Data entries
****

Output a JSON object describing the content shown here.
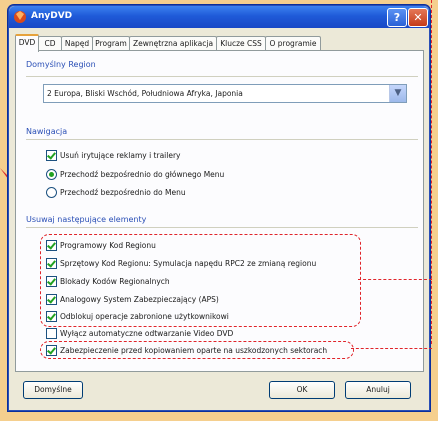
{
  "window": {
    "title": "AnyDVD",
    "help_glyph": "?",
    "close_glyph": "✕"
  },
  "tabs": [
    "DVD",
    "CD",
    "Napęd",
    "Program",
    "Zewnętrzna aplikacja",
    "Klucze CSS",
    "O programie"
  ],
  "region": {
    "group_title": "Domyślny Region",
    "selected": "2 Europa, Bliski Wschód, Południowa Afryka, Japonia"
  },
  "navigation": {
    "group_title": "Nawigacja",
    "remove_trailers": "Usuń irytujące reklamy i trailery",
    "go_main_menu": "Przechodź bezpośrednio do głównego Menu",
    "go_menu": "Przechodź bezpośrednio do Menu"
  },
  "remove": {
    "group_title": "Usuwaj następujące elementy",
    "items": [
      {
        "label": "Programowy Kod Regionu",
        "checked": true
      },
      {
        "label": "Sprzętowy Kod Regionu: Symulacja napędu RPC2 ze zmianą regionu",
        "checked": true
      },
      {
        "label": "Blokady Kodów Regionalnych",
        "checked": true
      },
      {
        "label": "Analogowy System Zabezpieczający (APS)",
        "checked": true
      },
      {
        "label": "Odblokuj operacje zabronione użytkownikowi",
        "checked": true
      },
      {
        "label": "Wyłącz automatyczne odtwarzanie Video DVD",
        "checked": false
      },
      {
        "label": "Zabezpieczenie przed kopiowaniem oparte na uszkodzonych sektorach",
        "checked": true
      }
    ]
  },
  "buttons": {
    "defaults": "Domyślne",
    "ok": "OK",
    "cancel": "Anuluj"
  },
  "colors": {
    "highlight": "#e0242a",
    "background": "#f5cf8e",
    "titlebar": "#1f5ad8"
  }
}
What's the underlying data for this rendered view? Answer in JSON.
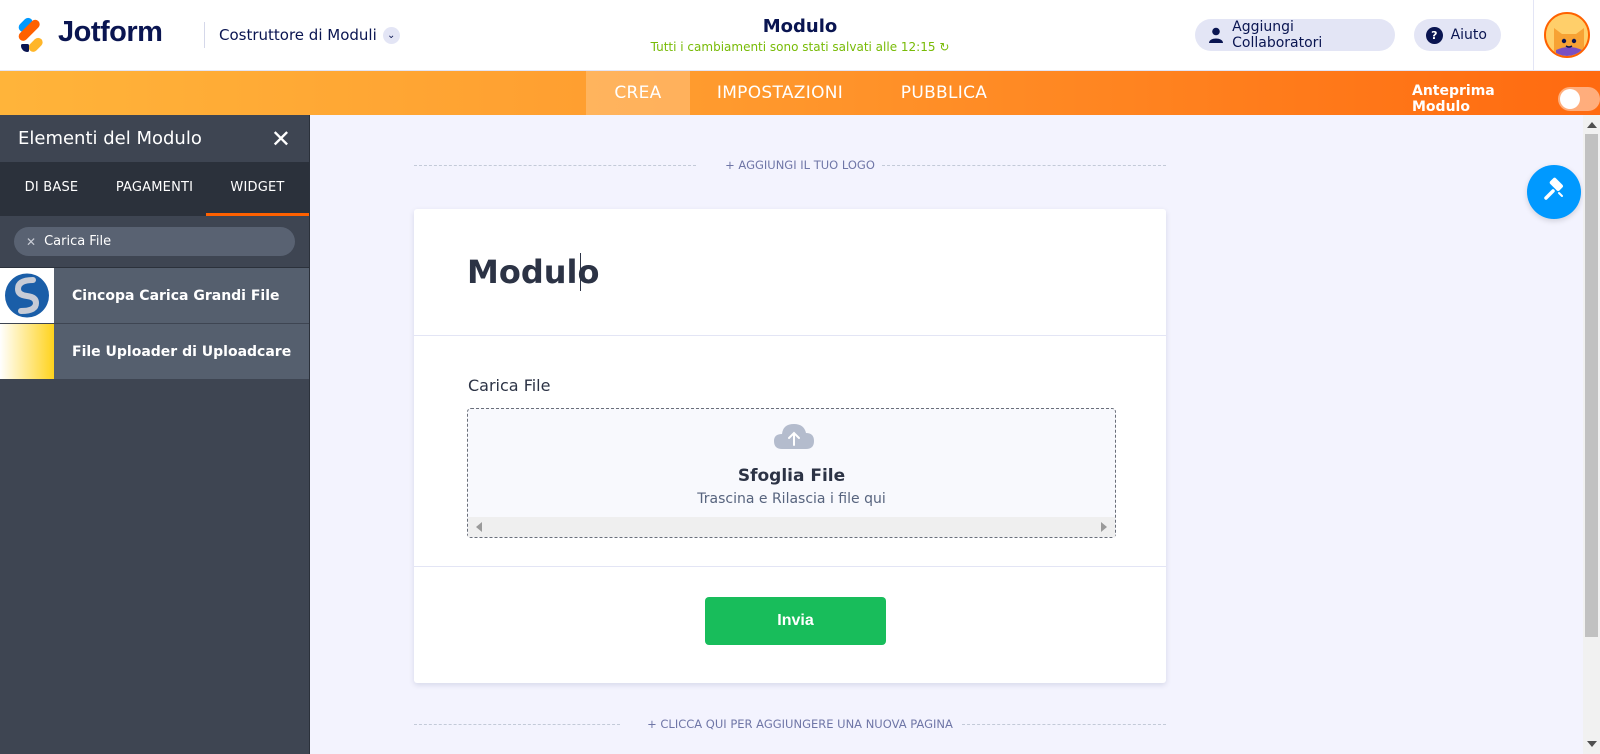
{
  "header": {
    "brand": "Jotform",
    "builder_label": "Costruttore di Moduli",
    "form_title": "Modulo",
    "save_status": "Tutti i cambiamenti sono stati salvati alle 12:15",
    "collaborators_label": "Aggiungi Collaboratori",
    "help_label": "Aiuto",
    "save_status_color": "#78bb07"
  },
  "nav": {
    "tabs": [
      {
        "label": "CREA",
        "active": true
      },
      {
        "label": "IMPOSTAZIONI",
        "active": false
      },
      {
        "label": "PUBBLICA",
        "active": false
      }
    ],
    "preview_label": "Anteprima Modulo",
    "preview_enabled": false
  },
  "sidebar": {
    "title": "Elementi del Modulo",
    "tabs": [
      {
        "label": "DI BASE",
        "active": false
      },
      {
        "label": "PAGAMENTI",
        "active": false
      },
      {
        "label": "WIDGET",
        "active": true
      }
    ],
    "search_value": "Carica File",
    "results": [
      {
        "label": "Cincopa Carica Grandi File",
        "icon": "cincopa-logo-icon"
      },
      {
        "label": "File Uploader di Uploadcare",
        "icon": "uploadcare-logo-icon"
      }
    ]
  },
  "canvas": {
    "add_logo": "+ AGGIUNGI IL TUO LOGO",
    "add_page": "+ CLICCA QUI PER AGGIUNGERE UNA NUOVA PAGINA",
    "form": {
      "heading": "Modulo",
      "upload_label": "Carica File",
      "browse_label": "Sfoglia File",
      "drag_hint": "Trascina e Rilascia i file qui",
      "submit_label": "Invia"
    }
  },
  "colors": {
    "accent_orange": "#ff6100",
    "submit_green": "#18bd5b",
    "designer_blue": "#0099ff",
    "sidebar_bg": "#3e4552"
  }
}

****

_GIVEN INSTRUCTION_
Repeat each entry above word for word, leaving every picture out.

_RESULT OF THIS EXERCISE_
Output a JSON object describing the content shown here.
{
  "window": {
    "title": "AnyDVD",
    "help_glyph": "?",
    "close_glyph": "✕"
  },
  "tabs": [
    "DVD",
    "CD",
    "Napęd",
    "Program",
    "Zewnętrzna aplikacja",
    "Klucze CSS",
    "O programie"
  ],
  "region": {
    "group_title": "Domyślny Region",
    "selected": "2 Europa, Bliski Wschód, Południowa Afryka, Japonia"
  },
  "navigation": {
    "group_title": "Nawigacja",
    "remove_trailers": "Usuń irytujące reklamy i trailery",
    "go_main_menu": "Przechodź bezpośrednio do głównego Menu",
    "go_menu": "Przechodź bezpośrednio do Menu"
  },
  "remove": {
    "group_title": "Usuwaj następujące elementy",
    "items": [
      {
        "label": "Programowy Kod Regionu",
        "checked": true
      },
      {
        "label": "Sprzętowy Kod Regionu: Symulacja napędu RPC2 ze zmianą regionu",
        "checked": true
      },
      {
        "label": "Blokady Kodów Regionalnych",
        "checked": true
      },
      {
        "label": "Analogowy System Zabezpieczający (APS)",
        "checked": true
      },
      {
        "label": "Odblokuj operacje zabronione użytkownikowi",
        "checked": true
      },
      {
        "label": "Wyłącz automatyczne odtwarzanie Video DVD",
        "checked": false
      },
      {
        "label": "Zabezpieczenie przed kopiowaniem oparte na uszkodzonych sektorach",
        "checked": true
      }
    ]
  },
  "buttons": {
    "defaults": "Domyślne",
    "ok": "OK",
    "cancel": "Anuluj"
  },
  "colors": {
    "highlight": "#e0242a",
    "background": "#f5cf8e",
    "titlebar": "#1f5ad8"
  }
}
What's the underlying data for this rendered view? Answer in JSON.
{
  "header": {
    "brand": "Jotform",
    "builder_label": "Costruttore di Moduli",
    "form_title": "Modulo",
    "save_status": "Tutti i cambiamenti sono stati salvati alle 12:15",
    "collaborators_label": "Aggiungi Collaboratori",
    "help_label": "Aiuto",
    "save_status_color": "#78bb07"
  },
  "nav": {
    "tabs": [
      {
        "label": "CREA",
        "active": true
      },
      {
        "label": "IMPOSTAZIONI",
        "active": false
      },
      {
        "label": "PUBBLICA",
        "active": false
      }
    ],
    "preview_label": "Anteprima Modulo",
    "preview_enabled": false
  },
  "sidebar": {
    "title": "Elementi del Modulo",
    "tabs": [
      {
        "label": "DI BASE",
        "active": false
      },
      {
        "label": "PAGAMENTI",
        "active": false
      },
      {
        "label": "WIDGET",
        "active": true
      }
    ],
    "search_value": "Carica File",
    "results": [
      {
        "label": "Cincopa Carica Grandi File",
        "icon": "cincopa-logo-icon"
      },
      {
        "label": "File Uploader di Uploadcare",
        "icon": "uploadcare-logo-icon"
      }
    ]
  },
  "canvas": {
    "add_logo": "+ AGGIUNGI IL TUO LOGO",
    "add_page": "+ CLICCA QUI PER AGGIUNGERE UNA NUOVA PAGINA",
    "form": {
      "heading": "Modulo",
      "upload_label": "Carica File",
      "browse_label": "Sfoglia File",
      "drag_hint": "Trascina e Rilascia i file qui",
      "submit_label": "Invia"
    }
  },
  "colors": {
    "accent_orange": "#ff6100",
    "submit_green": "#18bd5b",
    "designer_blue": "#0099ff",
    "sidebar_bg": "#3e4552"
  }
}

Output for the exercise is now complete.